> Requirement: Across the listing below, how many lines hold "Altim"? Reply with the number by itself.

> Dataset records:
━━━━━━━━━━━━━━━━━━━━

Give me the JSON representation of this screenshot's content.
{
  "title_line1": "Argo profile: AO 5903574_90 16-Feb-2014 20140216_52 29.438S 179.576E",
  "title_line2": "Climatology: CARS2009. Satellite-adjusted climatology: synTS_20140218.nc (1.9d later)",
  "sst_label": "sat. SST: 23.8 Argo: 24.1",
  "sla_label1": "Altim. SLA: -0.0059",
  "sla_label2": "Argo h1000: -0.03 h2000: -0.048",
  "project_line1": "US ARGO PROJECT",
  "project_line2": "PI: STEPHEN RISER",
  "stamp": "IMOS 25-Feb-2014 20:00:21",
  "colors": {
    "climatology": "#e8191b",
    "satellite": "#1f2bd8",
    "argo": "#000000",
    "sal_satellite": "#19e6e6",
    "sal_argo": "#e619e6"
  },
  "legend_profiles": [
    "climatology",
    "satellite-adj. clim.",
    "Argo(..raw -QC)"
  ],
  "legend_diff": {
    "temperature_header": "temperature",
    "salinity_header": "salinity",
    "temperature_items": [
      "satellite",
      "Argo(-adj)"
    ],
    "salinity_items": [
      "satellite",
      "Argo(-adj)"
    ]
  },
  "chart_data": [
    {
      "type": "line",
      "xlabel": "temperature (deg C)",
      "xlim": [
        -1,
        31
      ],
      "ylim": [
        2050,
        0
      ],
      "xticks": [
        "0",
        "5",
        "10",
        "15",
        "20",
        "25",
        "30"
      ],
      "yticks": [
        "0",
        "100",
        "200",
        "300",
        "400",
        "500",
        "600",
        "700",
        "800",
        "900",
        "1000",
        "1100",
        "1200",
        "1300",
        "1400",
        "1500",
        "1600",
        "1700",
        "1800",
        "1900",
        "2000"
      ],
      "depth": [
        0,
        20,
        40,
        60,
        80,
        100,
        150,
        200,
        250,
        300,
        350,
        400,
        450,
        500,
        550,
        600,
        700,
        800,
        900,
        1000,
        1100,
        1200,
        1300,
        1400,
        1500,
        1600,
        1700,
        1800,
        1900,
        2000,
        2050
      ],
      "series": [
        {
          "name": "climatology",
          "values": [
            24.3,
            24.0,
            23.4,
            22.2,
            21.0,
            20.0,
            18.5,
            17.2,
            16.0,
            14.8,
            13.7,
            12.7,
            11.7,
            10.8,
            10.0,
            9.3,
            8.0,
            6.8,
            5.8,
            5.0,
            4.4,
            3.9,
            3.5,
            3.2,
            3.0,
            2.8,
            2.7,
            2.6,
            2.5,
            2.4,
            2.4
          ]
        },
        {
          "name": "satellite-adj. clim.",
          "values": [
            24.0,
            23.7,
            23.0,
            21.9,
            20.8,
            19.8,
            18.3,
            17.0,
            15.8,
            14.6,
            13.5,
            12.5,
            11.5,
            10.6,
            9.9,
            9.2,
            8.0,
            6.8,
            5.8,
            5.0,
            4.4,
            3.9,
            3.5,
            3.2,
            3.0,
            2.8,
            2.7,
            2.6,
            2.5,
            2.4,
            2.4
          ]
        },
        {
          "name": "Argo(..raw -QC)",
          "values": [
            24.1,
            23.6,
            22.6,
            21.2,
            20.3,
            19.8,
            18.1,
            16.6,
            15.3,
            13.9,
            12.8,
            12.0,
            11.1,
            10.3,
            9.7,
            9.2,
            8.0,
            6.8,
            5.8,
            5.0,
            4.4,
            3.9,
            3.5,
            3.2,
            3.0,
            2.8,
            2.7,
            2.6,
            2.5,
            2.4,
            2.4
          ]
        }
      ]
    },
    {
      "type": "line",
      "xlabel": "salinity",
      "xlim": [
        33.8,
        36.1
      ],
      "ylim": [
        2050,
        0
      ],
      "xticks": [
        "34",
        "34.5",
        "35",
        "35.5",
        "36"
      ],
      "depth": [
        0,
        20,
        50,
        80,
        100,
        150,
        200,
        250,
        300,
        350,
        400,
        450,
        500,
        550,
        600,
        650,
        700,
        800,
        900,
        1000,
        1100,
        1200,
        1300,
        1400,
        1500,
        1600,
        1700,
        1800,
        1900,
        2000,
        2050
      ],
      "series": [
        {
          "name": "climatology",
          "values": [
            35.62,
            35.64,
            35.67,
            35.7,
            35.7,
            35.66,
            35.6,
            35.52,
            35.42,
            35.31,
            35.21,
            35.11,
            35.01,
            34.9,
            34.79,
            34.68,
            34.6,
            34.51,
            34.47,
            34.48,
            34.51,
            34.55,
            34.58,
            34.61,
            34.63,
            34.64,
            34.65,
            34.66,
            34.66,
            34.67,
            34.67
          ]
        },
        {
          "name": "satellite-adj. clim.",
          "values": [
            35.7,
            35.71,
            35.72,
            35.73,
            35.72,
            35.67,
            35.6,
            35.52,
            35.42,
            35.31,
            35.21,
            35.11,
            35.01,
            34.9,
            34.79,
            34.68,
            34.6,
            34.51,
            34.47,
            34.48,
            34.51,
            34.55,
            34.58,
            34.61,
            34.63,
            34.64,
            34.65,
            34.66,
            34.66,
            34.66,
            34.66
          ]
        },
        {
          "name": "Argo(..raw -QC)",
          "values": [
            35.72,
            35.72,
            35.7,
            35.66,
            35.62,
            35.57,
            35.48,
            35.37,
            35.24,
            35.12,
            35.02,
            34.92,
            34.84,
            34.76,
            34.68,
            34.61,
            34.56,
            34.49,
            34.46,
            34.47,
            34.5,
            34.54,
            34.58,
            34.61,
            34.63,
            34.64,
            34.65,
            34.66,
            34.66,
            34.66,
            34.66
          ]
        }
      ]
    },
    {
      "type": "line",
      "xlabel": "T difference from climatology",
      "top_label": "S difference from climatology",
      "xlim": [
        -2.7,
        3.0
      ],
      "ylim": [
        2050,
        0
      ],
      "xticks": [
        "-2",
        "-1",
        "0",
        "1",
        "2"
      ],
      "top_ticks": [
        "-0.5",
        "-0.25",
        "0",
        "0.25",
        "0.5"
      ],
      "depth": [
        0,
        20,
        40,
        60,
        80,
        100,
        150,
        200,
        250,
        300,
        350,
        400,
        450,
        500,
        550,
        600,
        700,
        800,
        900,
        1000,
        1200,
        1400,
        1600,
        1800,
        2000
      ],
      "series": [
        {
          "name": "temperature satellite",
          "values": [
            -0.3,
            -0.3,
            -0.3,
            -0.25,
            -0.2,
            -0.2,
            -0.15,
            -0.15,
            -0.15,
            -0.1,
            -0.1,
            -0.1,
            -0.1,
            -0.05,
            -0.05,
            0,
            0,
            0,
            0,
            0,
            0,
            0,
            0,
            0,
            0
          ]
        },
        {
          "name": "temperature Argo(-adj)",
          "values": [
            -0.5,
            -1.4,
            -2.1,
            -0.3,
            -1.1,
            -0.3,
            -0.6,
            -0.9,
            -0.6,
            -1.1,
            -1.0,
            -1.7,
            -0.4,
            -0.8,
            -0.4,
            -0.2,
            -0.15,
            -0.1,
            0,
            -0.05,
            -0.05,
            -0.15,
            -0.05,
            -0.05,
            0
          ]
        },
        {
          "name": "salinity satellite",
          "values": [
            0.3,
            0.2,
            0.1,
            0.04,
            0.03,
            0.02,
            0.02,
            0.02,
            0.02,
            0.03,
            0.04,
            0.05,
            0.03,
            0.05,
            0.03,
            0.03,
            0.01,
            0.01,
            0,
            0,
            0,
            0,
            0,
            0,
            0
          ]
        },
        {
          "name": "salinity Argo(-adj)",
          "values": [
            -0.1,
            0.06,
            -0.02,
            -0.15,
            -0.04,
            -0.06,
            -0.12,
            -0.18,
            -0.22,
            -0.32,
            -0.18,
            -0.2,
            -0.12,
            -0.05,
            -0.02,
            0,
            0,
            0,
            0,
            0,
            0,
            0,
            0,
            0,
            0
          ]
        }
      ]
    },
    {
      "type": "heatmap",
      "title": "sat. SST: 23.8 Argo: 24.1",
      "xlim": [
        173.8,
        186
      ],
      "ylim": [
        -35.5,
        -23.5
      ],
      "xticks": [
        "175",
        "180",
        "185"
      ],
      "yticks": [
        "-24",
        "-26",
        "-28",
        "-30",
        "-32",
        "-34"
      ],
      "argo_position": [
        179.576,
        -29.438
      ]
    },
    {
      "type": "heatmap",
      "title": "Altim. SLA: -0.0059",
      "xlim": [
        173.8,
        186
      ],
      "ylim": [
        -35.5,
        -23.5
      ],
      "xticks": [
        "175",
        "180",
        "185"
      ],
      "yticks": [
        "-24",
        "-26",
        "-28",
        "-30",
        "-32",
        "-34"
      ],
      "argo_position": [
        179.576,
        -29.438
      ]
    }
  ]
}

━━━━━━━━━━━━━━━━━━━━

> Exercise answer: 2